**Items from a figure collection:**
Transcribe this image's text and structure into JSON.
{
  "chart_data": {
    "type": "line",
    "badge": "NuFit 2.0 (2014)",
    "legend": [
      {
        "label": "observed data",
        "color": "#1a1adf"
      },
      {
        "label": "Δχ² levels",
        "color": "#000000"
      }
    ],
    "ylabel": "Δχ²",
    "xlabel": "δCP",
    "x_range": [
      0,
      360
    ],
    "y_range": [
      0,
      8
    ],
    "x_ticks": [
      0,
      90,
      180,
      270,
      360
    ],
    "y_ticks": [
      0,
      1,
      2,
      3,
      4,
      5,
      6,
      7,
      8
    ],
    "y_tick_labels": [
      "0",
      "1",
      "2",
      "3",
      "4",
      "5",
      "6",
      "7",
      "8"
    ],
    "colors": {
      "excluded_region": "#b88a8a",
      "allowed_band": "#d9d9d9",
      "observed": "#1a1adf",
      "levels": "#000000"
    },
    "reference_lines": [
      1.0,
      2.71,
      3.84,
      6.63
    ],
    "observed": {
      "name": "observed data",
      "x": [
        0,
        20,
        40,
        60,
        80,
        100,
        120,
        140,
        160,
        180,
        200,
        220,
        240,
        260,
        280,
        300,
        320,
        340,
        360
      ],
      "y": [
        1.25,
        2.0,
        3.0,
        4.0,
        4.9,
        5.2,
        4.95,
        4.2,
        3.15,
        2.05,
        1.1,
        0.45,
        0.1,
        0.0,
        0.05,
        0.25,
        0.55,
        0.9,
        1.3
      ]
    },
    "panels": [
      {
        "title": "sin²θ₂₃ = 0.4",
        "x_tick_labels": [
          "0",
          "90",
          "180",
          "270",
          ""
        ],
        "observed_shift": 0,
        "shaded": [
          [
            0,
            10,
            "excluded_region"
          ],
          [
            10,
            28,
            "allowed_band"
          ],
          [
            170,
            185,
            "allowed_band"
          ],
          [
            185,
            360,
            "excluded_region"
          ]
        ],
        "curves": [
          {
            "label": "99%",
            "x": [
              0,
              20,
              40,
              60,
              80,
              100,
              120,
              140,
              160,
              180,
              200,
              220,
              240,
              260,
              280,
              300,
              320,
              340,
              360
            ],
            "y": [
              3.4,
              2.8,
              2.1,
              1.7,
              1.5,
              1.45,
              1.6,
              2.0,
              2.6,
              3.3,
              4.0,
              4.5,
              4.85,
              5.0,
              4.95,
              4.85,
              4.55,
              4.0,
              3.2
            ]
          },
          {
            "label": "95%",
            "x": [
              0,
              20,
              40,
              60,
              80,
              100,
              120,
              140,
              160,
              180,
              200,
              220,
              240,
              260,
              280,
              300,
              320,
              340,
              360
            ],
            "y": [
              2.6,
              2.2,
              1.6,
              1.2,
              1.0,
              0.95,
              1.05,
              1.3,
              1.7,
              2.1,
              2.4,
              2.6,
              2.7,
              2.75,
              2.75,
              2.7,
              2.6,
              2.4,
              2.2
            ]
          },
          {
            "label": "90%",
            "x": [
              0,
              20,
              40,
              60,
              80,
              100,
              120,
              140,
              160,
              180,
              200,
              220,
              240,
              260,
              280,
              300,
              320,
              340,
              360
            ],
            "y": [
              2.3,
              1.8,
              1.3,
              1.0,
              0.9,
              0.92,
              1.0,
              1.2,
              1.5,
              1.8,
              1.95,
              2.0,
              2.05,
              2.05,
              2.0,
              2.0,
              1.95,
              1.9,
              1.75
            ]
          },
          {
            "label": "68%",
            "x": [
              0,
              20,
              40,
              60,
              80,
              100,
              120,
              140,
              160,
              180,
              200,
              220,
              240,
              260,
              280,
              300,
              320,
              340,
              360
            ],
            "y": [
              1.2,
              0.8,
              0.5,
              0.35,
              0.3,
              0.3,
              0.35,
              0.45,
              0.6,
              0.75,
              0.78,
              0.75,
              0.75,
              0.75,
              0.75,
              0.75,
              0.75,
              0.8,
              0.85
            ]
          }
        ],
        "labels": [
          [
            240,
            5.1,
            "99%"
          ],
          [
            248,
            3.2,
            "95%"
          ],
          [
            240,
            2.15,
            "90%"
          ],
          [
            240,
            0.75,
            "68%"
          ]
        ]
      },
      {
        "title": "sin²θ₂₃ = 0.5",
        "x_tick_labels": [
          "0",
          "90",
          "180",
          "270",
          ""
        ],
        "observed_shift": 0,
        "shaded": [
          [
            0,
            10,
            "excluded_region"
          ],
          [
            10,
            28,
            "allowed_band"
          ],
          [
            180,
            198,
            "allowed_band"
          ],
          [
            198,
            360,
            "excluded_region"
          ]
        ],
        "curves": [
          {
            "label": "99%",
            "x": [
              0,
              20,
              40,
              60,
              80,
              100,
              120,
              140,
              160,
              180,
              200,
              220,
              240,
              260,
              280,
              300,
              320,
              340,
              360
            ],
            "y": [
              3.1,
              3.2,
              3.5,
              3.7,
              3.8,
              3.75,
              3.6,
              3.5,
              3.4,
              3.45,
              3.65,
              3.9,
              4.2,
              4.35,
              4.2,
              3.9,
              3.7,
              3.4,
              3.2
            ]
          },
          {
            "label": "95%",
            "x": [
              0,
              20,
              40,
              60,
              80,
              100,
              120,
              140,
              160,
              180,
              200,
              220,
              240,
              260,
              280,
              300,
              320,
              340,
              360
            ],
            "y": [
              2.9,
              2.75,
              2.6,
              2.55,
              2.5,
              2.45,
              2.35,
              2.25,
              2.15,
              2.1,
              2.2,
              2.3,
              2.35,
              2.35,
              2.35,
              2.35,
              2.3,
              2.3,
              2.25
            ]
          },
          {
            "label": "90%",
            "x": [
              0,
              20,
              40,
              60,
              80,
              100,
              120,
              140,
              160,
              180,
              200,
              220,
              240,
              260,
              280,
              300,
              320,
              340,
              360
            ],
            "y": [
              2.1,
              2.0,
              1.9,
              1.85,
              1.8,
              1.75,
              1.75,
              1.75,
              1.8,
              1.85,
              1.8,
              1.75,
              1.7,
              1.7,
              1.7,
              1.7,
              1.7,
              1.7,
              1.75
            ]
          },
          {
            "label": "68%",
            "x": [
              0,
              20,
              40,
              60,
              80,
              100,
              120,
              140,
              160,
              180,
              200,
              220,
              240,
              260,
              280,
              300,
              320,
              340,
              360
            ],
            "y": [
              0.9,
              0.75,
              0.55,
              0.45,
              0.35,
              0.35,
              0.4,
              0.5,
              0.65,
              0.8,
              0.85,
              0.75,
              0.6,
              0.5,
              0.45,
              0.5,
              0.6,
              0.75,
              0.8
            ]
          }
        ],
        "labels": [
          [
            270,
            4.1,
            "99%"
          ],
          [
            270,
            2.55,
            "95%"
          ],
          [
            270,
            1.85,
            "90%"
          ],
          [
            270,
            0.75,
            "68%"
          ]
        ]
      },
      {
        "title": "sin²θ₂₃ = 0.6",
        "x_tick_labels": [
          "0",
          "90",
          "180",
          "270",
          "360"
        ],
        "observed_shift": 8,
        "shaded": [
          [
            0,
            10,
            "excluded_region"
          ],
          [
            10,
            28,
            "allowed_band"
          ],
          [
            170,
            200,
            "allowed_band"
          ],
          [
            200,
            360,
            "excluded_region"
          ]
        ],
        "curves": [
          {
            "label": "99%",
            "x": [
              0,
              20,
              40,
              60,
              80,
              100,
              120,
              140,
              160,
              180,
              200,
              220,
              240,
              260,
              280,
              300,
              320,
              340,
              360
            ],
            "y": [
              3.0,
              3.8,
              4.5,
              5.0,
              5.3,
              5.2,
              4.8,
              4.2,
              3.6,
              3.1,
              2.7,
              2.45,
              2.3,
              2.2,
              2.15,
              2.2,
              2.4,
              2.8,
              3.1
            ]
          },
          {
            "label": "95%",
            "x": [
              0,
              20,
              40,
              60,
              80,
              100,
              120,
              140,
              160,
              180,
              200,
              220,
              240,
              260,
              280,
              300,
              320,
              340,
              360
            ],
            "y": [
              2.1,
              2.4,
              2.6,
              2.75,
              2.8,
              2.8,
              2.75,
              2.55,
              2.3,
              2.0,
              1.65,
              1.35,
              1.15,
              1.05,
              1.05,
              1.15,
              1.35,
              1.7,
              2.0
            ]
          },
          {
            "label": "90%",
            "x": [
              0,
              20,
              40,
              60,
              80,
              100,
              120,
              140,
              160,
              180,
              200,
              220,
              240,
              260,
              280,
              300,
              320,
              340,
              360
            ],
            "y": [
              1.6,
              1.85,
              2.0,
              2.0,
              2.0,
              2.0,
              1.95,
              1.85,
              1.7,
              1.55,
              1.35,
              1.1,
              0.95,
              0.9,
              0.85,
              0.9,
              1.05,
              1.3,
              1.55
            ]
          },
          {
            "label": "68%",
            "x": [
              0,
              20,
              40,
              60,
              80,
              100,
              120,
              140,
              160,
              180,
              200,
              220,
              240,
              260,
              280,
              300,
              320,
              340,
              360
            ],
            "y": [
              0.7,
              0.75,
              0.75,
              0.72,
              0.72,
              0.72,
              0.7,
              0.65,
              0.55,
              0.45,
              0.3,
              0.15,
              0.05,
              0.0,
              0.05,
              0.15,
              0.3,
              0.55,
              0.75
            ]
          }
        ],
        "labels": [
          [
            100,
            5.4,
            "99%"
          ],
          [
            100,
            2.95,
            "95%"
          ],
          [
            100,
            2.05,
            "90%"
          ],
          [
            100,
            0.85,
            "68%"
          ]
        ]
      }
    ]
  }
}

**AIM OF THE EXERCISE:** Collect each line containing the string "title".

**CORRECT RESPONSE:**
        "title": "sin²θ₂₃ = 0.4",
        "title": "sin²θ₂₃ = 0.5",
        "title": "sin²θ₂₃ = 0.6",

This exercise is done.